(begin)

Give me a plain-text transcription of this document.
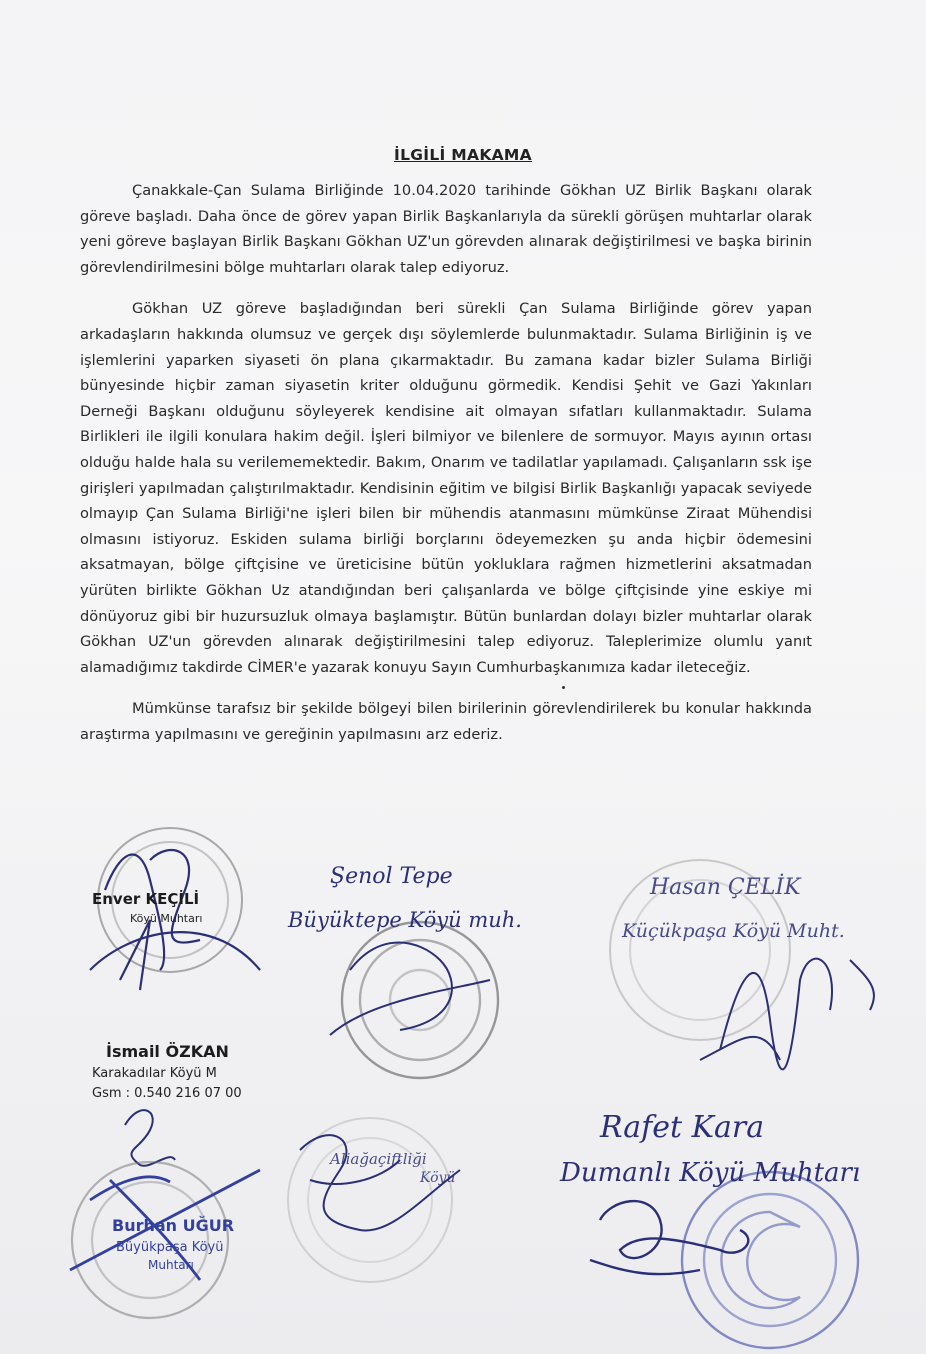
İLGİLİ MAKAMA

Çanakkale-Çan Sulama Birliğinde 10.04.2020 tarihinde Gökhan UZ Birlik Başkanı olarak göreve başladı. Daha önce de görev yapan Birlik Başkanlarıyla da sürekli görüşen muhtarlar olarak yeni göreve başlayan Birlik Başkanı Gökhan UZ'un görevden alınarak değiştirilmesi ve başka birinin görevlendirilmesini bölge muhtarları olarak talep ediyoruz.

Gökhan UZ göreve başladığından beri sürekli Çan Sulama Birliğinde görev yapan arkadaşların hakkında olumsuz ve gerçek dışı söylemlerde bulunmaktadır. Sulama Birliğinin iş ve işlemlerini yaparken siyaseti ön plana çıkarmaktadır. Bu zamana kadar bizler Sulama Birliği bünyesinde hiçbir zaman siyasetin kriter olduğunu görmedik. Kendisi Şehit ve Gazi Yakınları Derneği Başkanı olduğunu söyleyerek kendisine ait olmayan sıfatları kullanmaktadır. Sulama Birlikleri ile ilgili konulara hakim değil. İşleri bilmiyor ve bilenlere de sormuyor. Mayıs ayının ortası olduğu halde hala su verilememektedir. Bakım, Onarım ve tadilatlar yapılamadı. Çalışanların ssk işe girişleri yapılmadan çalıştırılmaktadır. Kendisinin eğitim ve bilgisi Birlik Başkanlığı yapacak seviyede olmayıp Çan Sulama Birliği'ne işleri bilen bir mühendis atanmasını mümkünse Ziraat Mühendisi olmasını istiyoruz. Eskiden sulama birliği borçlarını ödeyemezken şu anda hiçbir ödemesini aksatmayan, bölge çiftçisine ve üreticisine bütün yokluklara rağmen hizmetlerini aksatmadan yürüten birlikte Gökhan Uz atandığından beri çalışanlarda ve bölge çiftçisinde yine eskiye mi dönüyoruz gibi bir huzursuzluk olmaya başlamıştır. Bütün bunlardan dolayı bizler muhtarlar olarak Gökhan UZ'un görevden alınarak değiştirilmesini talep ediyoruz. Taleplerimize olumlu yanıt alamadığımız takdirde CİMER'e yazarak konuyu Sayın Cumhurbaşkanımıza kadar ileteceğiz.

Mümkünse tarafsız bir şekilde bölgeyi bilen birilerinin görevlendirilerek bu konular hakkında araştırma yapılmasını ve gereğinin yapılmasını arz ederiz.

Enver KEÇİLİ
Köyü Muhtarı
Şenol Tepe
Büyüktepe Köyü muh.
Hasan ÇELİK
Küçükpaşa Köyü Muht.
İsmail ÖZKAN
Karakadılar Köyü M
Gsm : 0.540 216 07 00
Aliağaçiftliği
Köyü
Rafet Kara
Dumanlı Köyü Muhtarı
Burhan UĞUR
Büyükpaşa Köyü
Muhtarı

(end)
(begin)

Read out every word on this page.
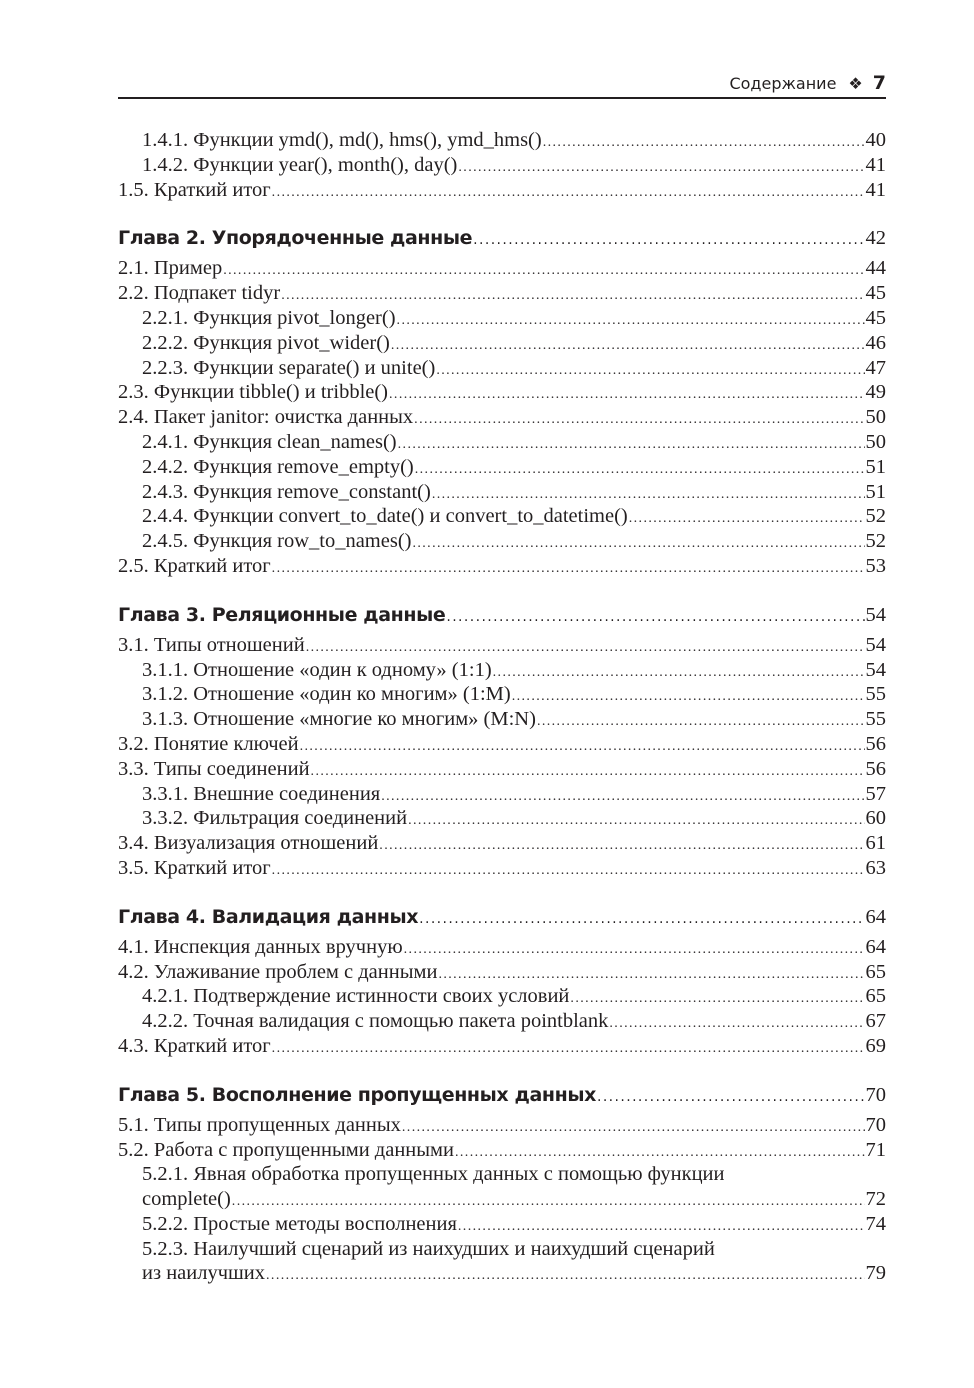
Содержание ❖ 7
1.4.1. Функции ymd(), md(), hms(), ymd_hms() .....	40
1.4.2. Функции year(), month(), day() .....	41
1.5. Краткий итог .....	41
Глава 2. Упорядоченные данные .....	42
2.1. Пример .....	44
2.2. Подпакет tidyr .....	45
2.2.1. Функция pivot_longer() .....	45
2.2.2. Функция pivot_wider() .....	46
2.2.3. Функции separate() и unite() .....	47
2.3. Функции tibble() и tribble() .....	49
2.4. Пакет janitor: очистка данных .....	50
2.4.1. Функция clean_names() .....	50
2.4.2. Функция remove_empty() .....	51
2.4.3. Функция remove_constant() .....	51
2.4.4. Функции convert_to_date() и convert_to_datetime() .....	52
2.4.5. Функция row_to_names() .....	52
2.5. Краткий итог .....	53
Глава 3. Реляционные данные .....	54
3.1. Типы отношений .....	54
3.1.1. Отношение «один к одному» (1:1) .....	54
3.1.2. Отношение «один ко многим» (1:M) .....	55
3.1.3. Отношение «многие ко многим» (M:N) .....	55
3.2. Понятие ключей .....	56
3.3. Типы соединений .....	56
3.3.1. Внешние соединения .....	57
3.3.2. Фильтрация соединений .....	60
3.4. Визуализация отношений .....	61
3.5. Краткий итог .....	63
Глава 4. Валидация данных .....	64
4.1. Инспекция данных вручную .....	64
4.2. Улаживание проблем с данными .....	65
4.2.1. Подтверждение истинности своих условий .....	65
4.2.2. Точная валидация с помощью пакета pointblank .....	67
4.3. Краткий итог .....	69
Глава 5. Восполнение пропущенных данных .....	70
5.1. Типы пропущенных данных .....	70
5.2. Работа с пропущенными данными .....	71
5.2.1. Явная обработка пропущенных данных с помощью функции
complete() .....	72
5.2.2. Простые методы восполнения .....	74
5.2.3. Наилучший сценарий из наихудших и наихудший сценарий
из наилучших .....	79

(end)

Task to complete:
For the data above, state how many lines contain "данные"; the number is the whole answer.

Answer to the task:
2